→ **ЗАДАНИЕ 1**:
Ответьте по отрывку о советской системе и американской демократии:
(а) Какой номер листа указан в архивной ссылке?
(б) Применительно к какой стране развита мысль, перечеркивающая деятельность Коминтерна?
(в) При каком условии, согласно цитате, возможно мирное сосуществование?
→ **ЗАДАНИЕ 2**: Продолжите отрывок о советской системе и американской демократии после его последней фразы.

→ **ИСХОДНЫЙ ТЕКСТ**:
★ ★ ★
1 РГАСПИ, ф. 17, оп. 163, д. 583, л. 42.

Развил мысль, перечеркивающую всю деятельность Коминтерна, смысл его существования, применительно к США:

«Американская демократия и советская система могут мирно сосуществовать и соревноваться. Но одна не может развиться в другую. Советская система не перерастет в американскую демократию, и наоборот. Мы можем мирно сосуществовать, если не будем придираться друг к другу по всяким мелочам».
★ ★ ★
Записи рамок элементов изображения

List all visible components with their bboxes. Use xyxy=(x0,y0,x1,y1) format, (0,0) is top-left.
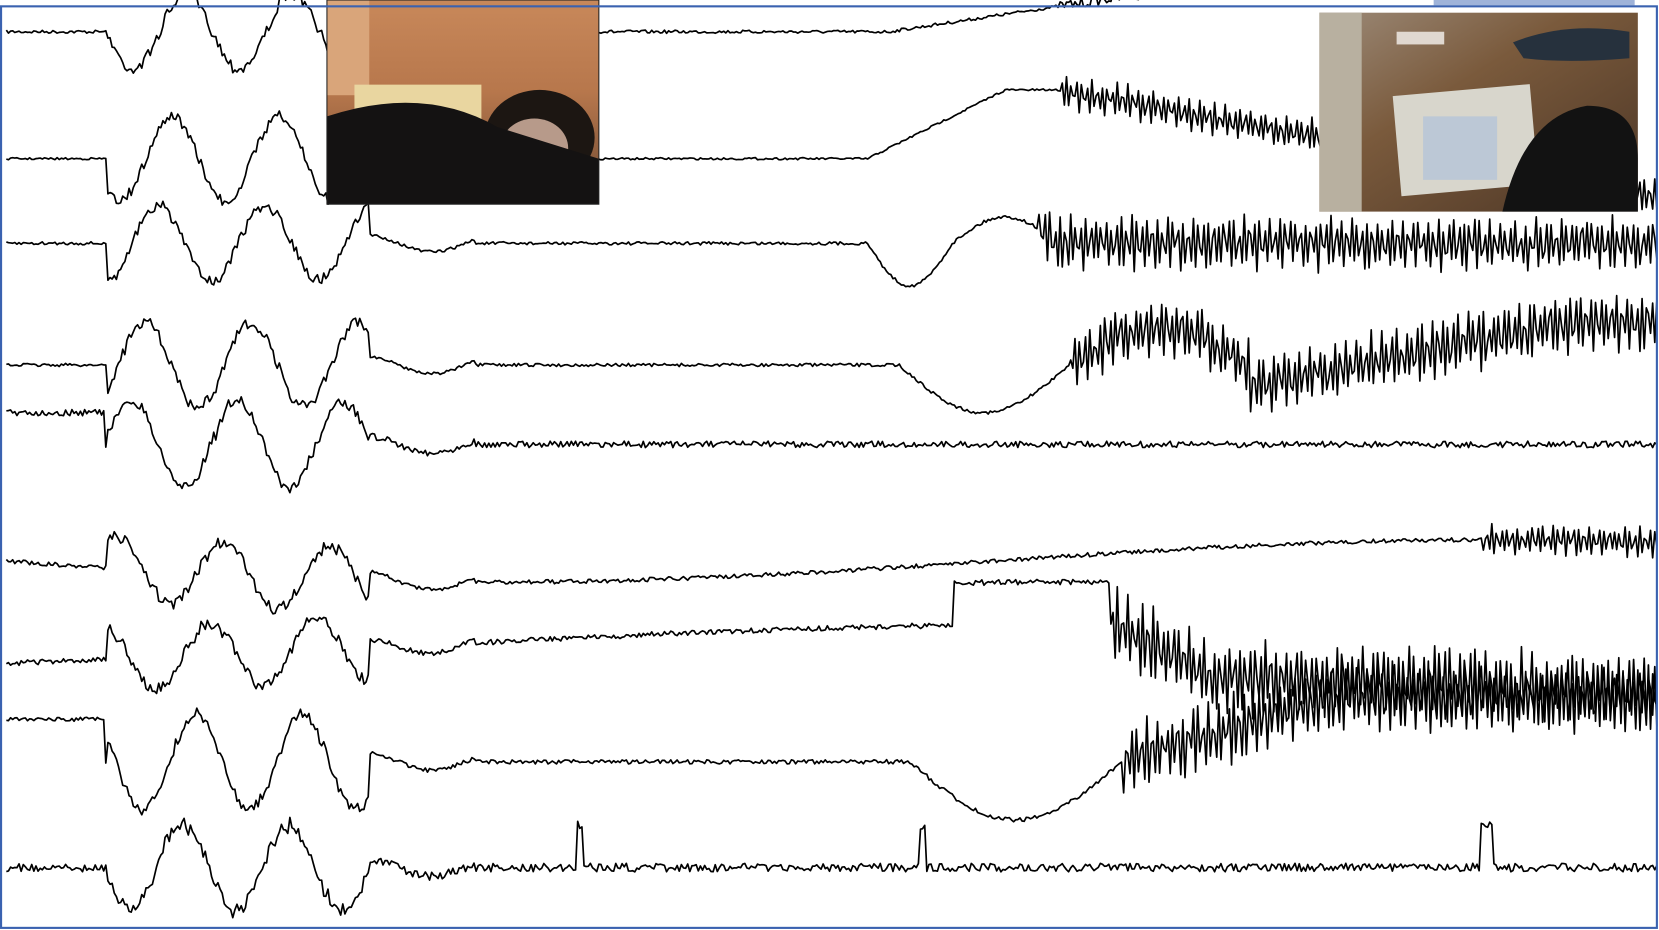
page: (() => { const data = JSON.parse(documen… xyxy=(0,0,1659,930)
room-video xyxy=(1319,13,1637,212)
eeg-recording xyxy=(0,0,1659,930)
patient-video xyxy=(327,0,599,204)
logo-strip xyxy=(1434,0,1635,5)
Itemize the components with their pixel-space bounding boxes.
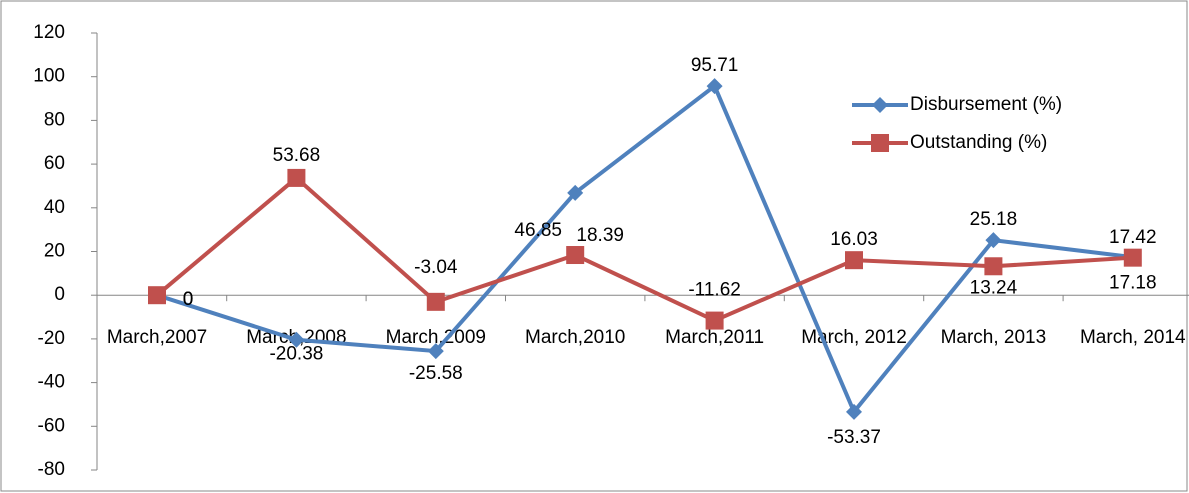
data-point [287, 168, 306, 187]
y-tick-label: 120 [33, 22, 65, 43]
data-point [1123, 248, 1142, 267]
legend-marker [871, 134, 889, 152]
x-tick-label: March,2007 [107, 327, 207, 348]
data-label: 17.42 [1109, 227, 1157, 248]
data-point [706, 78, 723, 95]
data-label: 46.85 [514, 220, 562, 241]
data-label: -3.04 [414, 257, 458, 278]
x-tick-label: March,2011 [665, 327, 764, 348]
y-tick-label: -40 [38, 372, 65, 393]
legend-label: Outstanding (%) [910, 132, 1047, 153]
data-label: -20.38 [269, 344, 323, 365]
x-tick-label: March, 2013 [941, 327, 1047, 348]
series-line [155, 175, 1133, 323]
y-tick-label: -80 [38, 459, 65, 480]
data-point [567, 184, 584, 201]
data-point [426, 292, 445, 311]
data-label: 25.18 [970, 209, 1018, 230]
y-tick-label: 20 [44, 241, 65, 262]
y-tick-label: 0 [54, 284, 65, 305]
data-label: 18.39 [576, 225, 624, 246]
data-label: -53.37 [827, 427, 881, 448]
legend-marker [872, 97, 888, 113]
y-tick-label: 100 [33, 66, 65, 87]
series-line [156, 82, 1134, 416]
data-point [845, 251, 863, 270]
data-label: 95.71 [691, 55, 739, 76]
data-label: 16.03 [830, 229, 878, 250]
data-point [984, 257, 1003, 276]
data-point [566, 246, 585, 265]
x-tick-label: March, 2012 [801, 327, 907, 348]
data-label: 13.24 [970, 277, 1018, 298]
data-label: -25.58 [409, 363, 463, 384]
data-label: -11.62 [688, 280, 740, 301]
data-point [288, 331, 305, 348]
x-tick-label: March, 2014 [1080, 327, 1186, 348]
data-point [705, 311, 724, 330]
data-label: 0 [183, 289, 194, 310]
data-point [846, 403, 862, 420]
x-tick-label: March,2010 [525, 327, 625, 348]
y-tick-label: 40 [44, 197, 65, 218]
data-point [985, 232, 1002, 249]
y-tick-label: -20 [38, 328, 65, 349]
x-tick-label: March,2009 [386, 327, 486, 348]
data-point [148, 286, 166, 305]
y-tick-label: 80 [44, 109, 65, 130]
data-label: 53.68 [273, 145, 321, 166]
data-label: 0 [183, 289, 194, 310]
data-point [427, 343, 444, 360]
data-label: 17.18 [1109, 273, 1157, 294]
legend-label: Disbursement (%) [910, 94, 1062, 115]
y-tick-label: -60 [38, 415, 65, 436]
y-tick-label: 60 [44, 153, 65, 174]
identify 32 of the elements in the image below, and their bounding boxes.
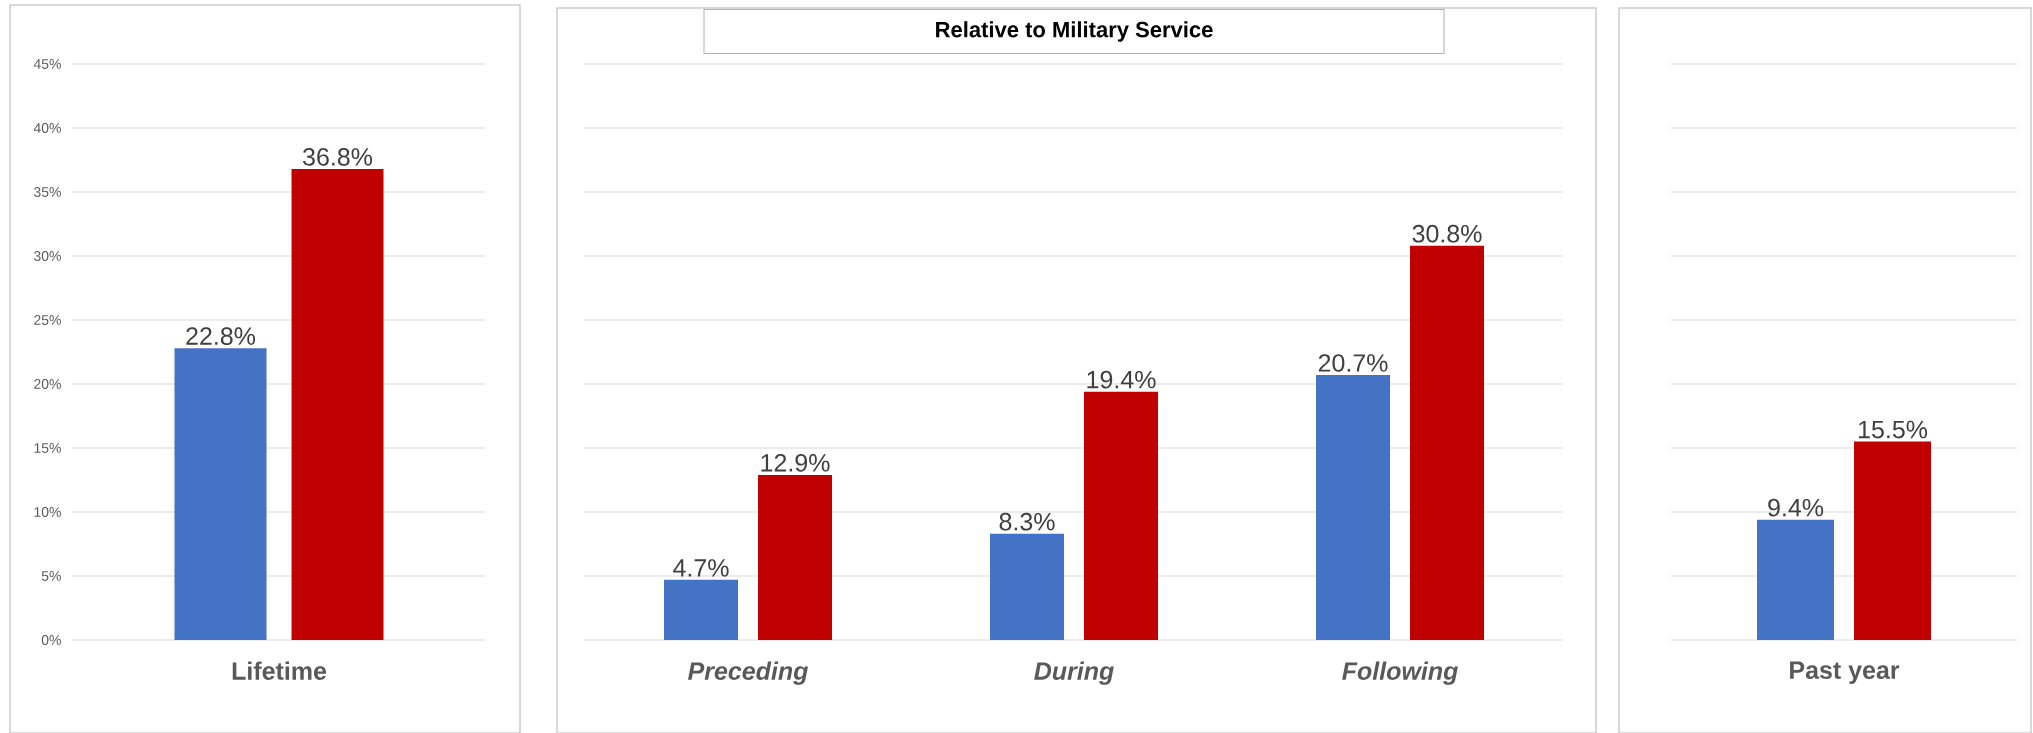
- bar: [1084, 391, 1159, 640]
★ ★ ★
→ **ОЖИДАЕМЫЙ ОТВЕТ 1**:
(а) Лист 42.
(б) Применительно к США.
(в) Если не придираться друг к другу по всяким мелочам.

→ **ОЖИДАЕМЫЙ ОТВЕТ 2**:
И добавил более важное на тот момент для Советского Союза:

«Как уже объявлено, по новой конституции выборы будут всеобщими, равными, прямыми и тайными. Вас смущает, что на этих выборах будет выступать только одна партия. Вы не видите, какая может быть в этих условиях избирательная борьба. Очевидно, избирательные списки на выборах будет выставлять не только коммунистическая партия, но и всевозможные общественные организации. А таких у нас сотни…

Я предвижу весьма ожесточенную избирательную борьбу… миллионы избирателей будут подходить к кандидатам, отбрасывая негодных, вычеркивая их из списков, выдвигая лучших и выставляя их кандидатуры… Да, избирательная борьба будет оживленной… Всеобщие, равные, прямые и тайные выборы в СССР будут хлыстом в руках населения против плохо работающих органов власти».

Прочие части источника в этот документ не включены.